* Exercise instructions
Check every line of the material below for the string "which", and return the ones that have it.
--
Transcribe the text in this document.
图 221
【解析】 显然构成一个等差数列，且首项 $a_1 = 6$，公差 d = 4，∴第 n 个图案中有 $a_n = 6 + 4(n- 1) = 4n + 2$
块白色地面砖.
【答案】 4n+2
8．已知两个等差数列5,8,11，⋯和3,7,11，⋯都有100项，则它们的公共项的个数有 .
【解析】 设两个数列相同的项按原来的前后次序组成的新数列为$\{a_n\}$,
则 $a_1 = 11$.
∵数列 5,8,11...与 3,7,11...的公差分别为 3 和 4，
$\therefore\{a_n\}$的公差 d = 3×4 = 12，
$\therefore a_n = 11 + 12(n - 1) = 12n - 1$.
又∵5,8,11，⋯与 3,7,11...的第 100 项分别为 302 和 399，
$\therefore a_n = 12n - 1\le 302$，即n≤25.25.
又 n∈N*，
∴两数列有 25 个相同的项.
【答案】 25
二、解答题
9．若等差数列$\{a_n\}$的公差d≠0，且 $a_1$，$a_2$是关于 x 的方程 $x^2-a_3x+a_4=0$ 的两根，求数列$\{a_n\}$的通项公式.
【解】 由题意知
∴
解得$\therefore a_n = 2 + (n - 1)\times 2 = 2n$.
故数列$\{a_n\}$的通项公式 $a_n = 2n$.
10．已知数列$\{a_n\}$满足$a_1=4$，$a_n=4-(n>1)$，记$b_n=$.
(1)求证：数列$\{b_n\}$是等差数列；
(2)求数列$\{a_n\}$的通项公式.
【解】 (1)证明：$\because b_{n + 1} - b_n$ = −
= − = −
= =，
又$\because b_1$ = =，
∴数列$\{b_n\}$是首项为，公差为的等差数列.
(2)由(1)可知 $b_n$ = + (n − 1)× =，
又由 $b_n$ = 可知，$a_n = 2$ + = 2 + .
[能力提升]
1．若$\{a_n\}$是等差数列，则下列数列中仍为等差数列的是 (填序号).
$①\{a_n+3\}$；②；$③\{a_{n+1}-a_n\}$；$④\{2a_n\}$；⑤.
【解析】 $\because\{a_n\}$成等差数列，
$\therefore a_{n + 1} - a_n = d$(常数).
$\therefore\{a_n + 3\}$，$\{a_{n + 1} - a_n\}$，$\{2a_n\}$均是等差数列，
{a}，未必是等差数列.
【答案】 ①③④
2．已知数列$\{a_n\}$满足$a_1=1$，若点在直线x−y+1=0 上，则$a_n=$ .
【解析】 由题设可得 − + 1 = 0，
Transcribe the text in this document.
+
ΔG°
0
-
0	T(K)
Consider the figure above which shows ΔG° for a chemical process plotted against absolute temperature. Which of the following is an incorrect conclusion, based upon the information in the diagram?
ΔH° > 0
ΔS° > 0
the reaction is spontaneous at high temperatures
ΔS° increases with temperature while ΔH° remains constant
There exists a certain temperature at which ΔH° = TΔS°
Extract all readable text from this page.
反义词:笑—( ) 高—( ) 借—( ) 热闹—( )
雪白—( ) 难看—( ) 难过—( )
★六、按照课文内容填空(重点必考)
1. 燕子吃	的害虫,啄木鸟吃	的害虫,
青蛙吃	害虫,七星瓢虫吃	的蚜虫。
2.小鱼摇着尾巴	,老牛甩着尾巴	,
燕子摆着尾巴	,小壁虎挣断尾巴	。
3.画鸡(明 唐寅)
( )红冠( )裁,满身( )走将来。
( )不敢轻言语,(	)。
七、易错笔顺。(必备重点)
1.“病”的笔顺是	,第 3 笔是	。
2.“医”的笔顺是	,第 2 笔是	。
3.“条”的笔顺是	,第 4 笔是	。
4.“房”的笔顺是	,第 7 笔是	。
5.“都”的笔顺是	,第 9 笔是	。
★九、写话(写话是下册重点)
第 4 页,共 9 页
--
* Answer to the exercise
Consider the figure above which shows ΔG° for a chemical process plotted against absolute temperature. Which of the following is an incorrect conclusion, based upon the information in the diagram?
There exists a certain temperature at which ΔH° = TΔS°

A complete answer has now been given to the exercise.